◆ WHAT IS REQUIRED: Take each line containing "vida" and report it exactly as written.

++++ PROVIDED DATA ++++

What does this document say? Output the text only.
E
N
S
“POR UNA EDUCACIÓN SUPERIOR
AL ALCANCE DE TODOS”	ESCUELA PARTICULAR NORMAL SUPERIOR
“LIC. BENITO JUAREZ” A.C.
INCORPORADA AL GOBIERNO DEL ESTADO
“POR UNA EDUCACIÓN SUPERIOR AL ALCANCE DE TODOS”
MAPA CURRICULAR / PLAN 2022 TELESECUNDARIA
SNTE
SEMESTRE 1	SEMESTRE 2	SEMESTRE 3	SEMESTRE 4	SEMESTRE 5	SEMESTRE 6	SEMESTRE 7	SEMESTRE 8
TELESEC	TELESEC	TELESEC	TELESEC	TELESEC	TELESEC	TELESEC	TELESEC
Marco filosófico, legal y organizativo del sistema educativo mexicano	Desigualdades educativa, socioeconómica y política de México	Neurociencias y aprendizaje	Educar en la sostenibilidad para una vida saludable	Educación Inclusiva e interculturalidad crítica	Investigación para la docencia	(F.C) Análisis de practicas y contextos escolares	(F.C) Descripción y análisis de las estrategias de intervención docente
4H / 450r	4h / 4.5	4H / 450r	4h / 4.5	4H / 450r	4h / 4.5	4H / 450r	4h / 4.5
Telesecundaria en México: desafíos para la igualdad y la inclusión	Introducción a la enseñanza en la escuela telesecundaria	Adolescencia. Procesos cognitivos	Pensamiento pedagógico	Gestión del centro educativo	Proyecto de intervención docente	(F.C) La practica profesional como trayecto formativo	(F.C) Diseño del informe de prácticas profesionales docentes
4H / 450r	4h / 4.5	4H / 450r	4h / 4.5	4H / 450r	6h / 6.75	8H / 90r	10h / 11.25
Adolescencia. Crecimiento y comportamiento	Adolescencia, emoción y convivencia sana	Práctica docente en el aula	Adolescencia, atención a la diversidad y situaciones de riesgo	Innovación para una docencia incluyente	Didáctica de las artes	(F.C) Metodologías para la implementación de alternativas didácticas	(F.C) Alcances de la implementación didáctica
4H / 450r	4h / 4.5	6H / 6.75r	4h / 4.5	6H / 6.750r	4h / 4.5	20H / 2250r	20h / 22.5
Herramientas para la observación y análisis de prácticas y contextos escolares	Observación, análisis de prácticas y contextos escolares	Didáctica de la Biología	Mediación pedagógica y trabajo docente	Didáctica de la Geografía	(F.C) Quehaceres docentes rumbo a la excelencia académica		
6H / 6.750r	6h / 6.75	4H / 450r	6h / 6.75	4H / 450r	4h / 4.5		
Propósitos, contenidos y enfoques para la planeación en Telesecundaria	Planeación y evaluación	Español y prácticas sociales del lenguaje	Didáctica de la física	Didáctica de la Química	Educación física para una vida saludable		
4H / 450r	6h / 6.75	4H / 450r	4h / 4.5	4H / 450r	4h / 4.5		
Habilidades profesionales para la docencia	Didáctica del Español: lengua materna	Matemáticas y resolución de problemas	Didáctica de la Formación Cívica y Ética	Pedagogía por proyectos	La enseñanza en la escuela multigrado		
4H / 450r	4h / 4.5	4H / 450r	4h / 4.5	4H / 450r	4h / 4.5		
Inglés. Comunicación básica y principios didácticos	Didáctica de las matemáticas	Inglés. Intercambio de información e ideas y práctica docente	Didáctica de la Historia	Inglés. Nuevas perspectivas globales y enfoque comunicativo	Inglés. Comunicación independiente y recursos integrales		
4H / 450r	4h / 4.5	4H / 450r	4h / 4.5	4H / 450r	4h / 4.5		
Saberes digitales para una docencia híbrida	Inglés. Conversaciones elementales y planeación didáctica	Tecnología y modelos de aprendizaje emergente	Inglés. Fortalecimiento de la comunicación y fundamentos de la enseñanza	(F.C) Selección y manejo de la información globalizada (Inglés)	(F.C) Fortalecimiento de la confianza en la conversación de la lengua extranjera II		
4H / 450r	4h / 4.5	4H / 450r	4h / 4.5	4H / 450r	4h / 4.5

++++

◆ THE SOLUTION:
Marco filosófico, legal y organizativo del sistema educativo mexicano	Desigualdades educativa, socioeconómica y política de México	Neurociencias y aprendizaje	Educar en la sostenibilidad para una vida saludable	Educación Inclusiva e interculturalidad crítica	Investigación para la docencia	(F.C) Análisis de practicas y contextos escolares	(F.C) Descripción y análisis de las estrategias de intervención docente
Propósitos, contenidos y enfoques para la planeación en Telesecundaria	Planeación y evaluación	Español y prácticas sociales del lenguaje	Didáctica de la física	Didáctica de la Química	Educación física para una vida saludable		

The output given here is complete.